Monday, December 21, 2009
Perhaps you remember the Hulett Ore Unloaders, the massive machines designed by Clevelander George Hulett that revolutionized the process of removing ore from freighters? They sat, rusting away, on Whiskey Island until 2000, when they were demolished. The four here in Cleveland were the first four built, and the last four remaining.
This set of fifteen 4x5 transparencies was created by Jack Delano in May of 1943. It is part of the Farm Security Administration - Office of War Information Collection in the American Memory Project at the Library of Congress. There, you can download massive 140 meg tiffs of these transparencies. There does not seem to be a way to link to them as a set, but they can be linked to individually. 1 2 3 4 5 6 7 8 9 10 11 12 13 14 15
Above, we see the scoop of the Hulett open as it descends down into the freighter.

■ **Task set**:
1 – Revise the post about the Hulett Ore Unloaders, giving everything from "This set of" down to "into the freighter." with "transparencies" changed to "slides".
2 – Write a continuation of the post about the Hulett Ore Unloaders, picking up after its last sentence.
The records are separate material and have no connection to the post about the Hulett Ore Unloaders.

■ **Data supplied**:
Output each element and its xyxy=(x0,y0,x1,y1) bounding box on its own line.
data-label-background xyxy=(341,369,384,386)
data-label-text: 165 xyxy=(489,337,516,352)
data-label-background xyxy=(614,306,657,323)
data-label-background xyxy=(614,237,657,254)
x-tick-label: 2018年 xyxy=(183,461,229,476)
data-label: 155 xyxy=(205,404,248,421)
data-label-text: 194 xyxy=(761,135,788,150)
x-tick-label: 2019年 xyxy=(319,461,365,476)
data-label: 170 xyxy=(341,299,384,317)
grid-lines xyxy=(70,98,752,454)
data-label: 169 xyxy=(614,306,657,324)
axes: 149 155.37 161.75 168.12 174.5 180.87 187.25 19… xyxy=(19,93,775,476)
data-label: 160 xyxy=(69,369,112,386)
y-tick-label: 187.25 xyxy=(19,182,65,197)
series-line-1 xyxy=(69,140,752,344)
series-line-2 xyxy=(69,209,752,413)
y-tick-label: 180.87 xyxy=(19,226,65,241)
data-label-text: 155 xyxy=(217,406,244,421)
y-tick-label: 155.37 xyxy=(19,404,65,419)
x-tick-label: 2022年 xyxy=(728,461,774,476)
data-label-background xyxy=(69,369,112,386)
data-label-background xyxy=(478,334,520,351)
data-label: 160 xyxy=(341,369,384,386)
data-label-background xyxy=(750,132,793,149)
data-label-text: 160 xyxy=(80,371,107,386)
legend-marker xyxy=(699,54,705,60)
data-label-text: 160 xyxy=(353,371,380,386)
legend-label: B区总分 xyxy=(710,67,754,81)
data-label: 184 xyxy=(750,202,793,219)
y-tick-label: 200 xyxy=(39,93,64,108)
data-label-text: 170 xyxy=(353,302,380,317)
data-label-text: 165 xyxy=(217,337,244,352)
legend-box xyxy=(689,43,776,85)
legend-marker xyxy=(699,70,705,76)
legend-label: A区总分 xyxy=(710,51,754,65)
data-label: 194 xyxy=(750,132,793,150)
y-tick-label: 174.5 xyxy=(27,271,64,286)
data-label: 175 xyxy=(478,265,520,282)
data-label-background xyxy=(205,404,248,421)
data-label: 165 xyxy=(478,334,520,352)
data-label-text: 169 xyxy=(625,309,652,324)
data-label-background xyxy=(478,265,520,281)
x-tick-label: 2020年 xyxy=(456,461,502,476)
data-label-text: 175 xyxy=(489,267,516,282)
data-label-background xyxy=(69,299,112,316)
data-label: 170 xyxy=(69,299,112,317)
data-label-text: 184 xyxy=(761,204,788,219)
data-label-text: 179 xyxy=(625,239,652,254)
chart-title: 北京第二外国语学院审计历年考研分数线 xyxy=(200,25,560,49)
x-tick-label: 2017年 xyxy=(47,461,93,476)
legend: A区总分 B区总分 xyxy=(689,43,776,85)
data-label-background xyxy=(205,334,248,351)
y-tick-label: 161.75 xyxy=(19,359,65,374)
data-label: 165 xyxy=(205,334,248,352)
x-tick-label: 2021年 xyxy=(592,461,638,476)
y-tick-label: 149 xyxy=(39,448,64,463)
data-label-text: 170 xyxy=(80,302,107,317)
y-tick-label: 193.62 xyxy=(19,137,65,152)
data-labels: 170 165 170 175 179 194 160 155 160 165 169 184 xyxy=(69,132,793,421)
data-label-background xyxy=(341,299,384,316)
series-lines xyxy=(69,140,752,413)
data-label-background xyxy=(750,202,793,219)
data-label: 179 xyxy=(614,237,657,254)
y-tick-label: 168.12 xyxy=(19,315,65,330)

■ **Answer list**:
1 –
This set of fifteen 4x5 slides was created by Jack Delano in May of 1943. It is part of the Farm Security Administration - Office of War Information Collection in the American Memory Project at the Library of Congress. There, you can download massive 140 meg tiffs of these slides. There does not seem to be a way to link to them as a set, but they can be linked to individually. 1 2 3 4 5 6 7 8 9 10 11 12 13 14 15
Above, we see the scoop of the Hulett open as it descends down into the freighter.

2 –
The arm of the unloader has descended all the way into the ship to scoop out the iron ore.
With the scoop full, it lifts up out of the freighter.
The iron ore is then deposited and weighed.
Finally, the ore is dropped into hopper cars waiting below, to go off to the steel mills.
We all should have done more to prevent the demolition of these rust belt icons. A major landmark was lost when the Huletts were dismantled. Our past is that of industry and manufacturing. We ought to embrace it.